| SOURCE DATA |

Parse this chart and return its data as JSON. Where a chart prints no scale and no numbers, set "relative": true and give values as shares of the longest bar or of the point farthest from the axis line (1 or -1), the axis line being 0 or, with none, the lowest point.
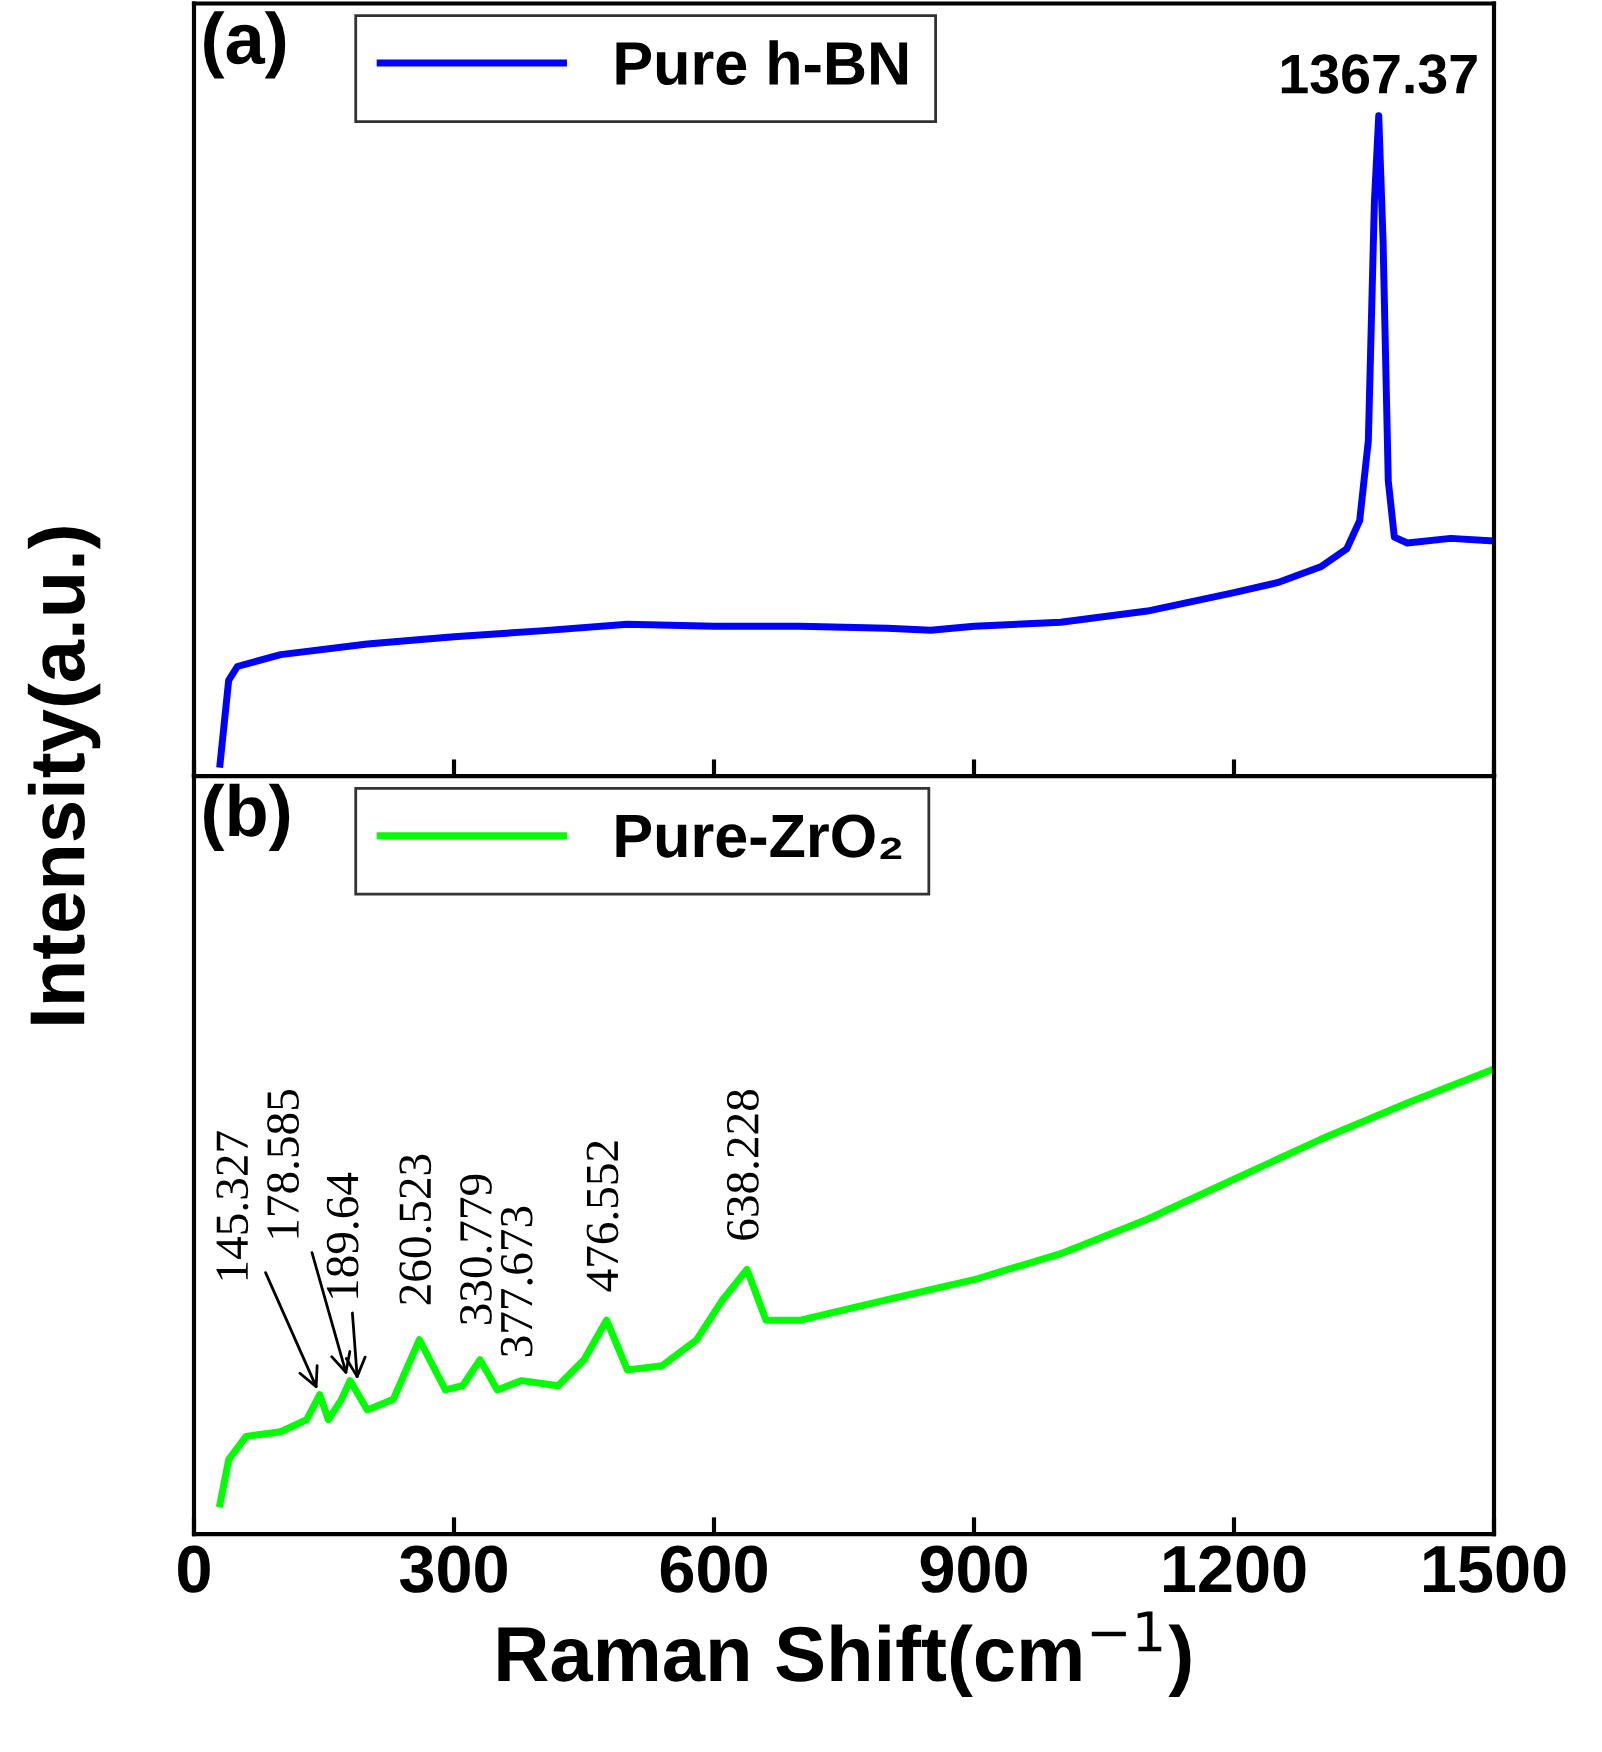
{
  "chart_data": [
    {
      "type": "line",
      "relative": true,
      "xlim": [
        0,
        1500
      ],
      "xticks": [
        0,
        300,
        600,
        900,
        1200,
        1500
      ],
      "tick_labels": false,
      "ylabel": "Intensity(a.u.)",
      "legend": "top left",
      "grid": false,
      "annotations": [
        "(a)",
        {
          "text": "1367.37",
          "x": 1367,
          "y": 1.0
        }
      ],
      "series": [
        {
          "name": "Pure h-BN",
          "color": "#0000ff",
          "x": [
            30,
            40,
            50,
            100,
            200,
            300,
            400,
            500,
            600,
            700,
            800,
            850,
            900,
            1000,
            1100,
            1200,
            1250,
            1300,
            1330,
            1345,
            1355,
            1362,
            1367,
            1372,
            1378,
            1385,
            1400,
            1450,
            1500
          ],
          "values": [
            0.018,
            0.145,
            0.166,
            0.184,
            0.2,
            0.211,
            0.22,
            0.23,
            0.227,
            0.227,
            0.224,
            0.221,
            0.227,
            0.233,
            0.25,
            0.278,
            0.293,
            0.317,
            0.344,
            0.387,
            0.508,
            0.87,
            1.0,
            0.81,
            0.447,
            0.362,
            0.353,
            0.36,
            0.356
          ]
        }
      ]
    },
    {
      "type": "line",
      "relative": true,
      "xlim": [
        0,
        1500
      ],
      "xticks": [
        0,
        300,
        600,
        900,
        1200,
        1500
      ],
      "tick_labels": "x",
      "xlabel": "Raman Shift(cm$^{−1}$)",
      "legend": "top left",
      "grid": false,
      "annotations": [
        "(b)",
        {
          "text": "145.327",
          "x": 145,
          "y": 0.3
        },
        {
          "text": "178.585",
          "x": 178,
          "y": 0.33
        },
        {
          "text": "189.64",
          "x": 189,
          "y": 0.32
        },
        {
          "text": "260.523",
          "x": 260,
          "y": 0.418
        },
        {
          "text": "330.779",
          "x": 330,
          "y": 0.375
        },
        {
          "text": "377.673",
          "x": 377,
          "y": 0.33
        },
        {
          "text": "476.552",
          "x": 476,
          "y": 0.46
        },
        {
          "text": "638.228",
          "x": 638,
          "y": 0.569
        }
      ],
      "series": [
        {
          "name": "Pure-ZrO₂",
          "color": "#00ff00",
          "x": [
            30,
            40,
            60,
            100,
            130,
            145,
            155,
            170,
            180,
            200,
            230,
            260,
            290,
            310,
            330,
            350,
            378,
            420,
            450,
            476,
            500,
            540,
            580,
            610,
            638,
            660,
            700,
            800,
            900,
            1000,
            1100,
            1200,
            1300,
            1400,
            1500
          ],
          "values": [
            0.065,
            0.16,
            0.21,
            0.22,
            0.246,
            0.3,
            0.246,
            0.289,
            0.33,
            0.267,
            0.29,
            0.418,
            0.31,
            0.319,
            0.375,
            0.31,
            0.33,
            0.319,
            0.375,
            0.46,
            0.353,
            0.362,
            0.418,
            0.504,
            0.569,
            0.46,
            0.46,
            0.504,
            0.547,
            0.603,
            0.677,
            0.763,
            0.849,
            0.927,
            1.0
          ]
        }
      ]
    }
  ]
}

| WRITTEN PROBLEM |
Every line is to be duplicated exactly, though pictures stay out.

| TASK OUTPUT |
Parse this chart and return its data as JSON. Where a chart prints no scale and no numbers, set "relative": true and give values as shares of the longest bar or of the point farthest from the axis line (1 or -1), the axis line being 0 or, with none, the lowest point.
{
  "chart_data": [
    {
      "type": "line",
      "relative": true,
      "xlim": [
        0,
        1500
      ],
      "xticks": [
        0,
        300,
        600,
        900,
        1200,
        1500
      ],
      "tick_labels": false,
      "ylabel": "Intensity(a.u.)",
      "legend": "top left",
      "grid": false,
      "annotations": [
        "(a)",
        {
          "text": "1367.37",
          "x": 1367,
          "y": 1.0
        }
      ],
      "series": [
        {
          "name": "Pure h-BN",
          "color": "#0000ff",
          "x": [
            30,
            40,
            50,
            100,
            200,
            300,
            400,
            500,
            600,
            700,
            800,
            850,
            900,
            1000,
            1100,
            1200,
            1250,
            1300,
            1330,
            1345,
            1355,
            1362,
            1367,
            1372,
            1378,
            1385,
            1400,
            1450,
            1500
          ],
          "values": [
            0.018,
            0.145,
            0.166,
            0.184,
            0.2,
            0.211,
            0.22,
            0.23,
            0.227,
            0.227,
            0.224,
            0.221,
            0.227,
            0.233,
            0.25,
            0.278,
            0.293,
            0.317,
            0.344,
            0.387,
            0.508,
            0.87,
            1.0,
            0.81,
            0.447,
            0.362,
            0.353,
            0.36,
            0.356
          ]
        }
      ]
    },
    {
      "type": "line",
      "relative": true,
      "xlim": [
        0,
        1500
      ],
      "xticks": [
        0,
        300,
        600,
        900,
        1200,
        1500
      ],
      "tick_labels": "x",
      "xlabel": "Raman Shift(cm$^{−1}$)",
      "legend": "top left",
      "grid": false,
      "annotations": [
        "(b)",
        {
          "text": "145.327",
          "x": 145,
          "y": 0.3
        },
        {
          "text": "178.585",
          "x": 178,
          "y": 0.33
        },
        {
          "text": "189.64",
          "x": 189,
          "y": 0.32
        },
        {
          "text": "260.523",
          "x": 260,
          "y": 0.418
        },
        {
          "text": "330.779",
          "x": 330,
          "y": 0.375
        },
        {
          "text": "377.673",
          "x": 377,
          "y": 0.33
        },
        {
          "text": "476.552",
          "x": 476,
          "y": 0.46
        },
        {
          "text": "638.228",
          "x": 638,
          "y": 0.569
        }
      ],
      "series": [
        {
          "name": "Pure-ZrO₂",
          "color": "#00ff00",
          "x": [
            30,
            40,
            60,
            100,
            130,
            145,
            155,
            170,
            180,
            200,
            230,
            260,
            290,
            310,
            330,
            350,
            378,
            420,
            450,
            476,
            500,
            540,
            580,
            610,
            638,
            660,
            700,
            800,
            900,
            1000,
            1100,
            1200,
            1300,
            1400,
            1500
          ],
          "values": [
            0.065,
            0.16,
            0.21,
            0.22,
            0.246,
            0.3,
            0.246,
            0.289,
            0.33,
            0.267,
            0.29,
            0.418,
            0.31,
            0.319,
            0.375,
            0.31,
            0.33,
            0.319,
            0.375,
            0.46,
            0.353,
            0.362,
            0.418,
            0.504,
            0.569,
            0.46,
            0.46,
            0.504,
            0.547,
            0.603,
            0.677,
            0.763,
            0.849,
            0.927,
            1.0
          ]
        }
      ]
    }
  ]
}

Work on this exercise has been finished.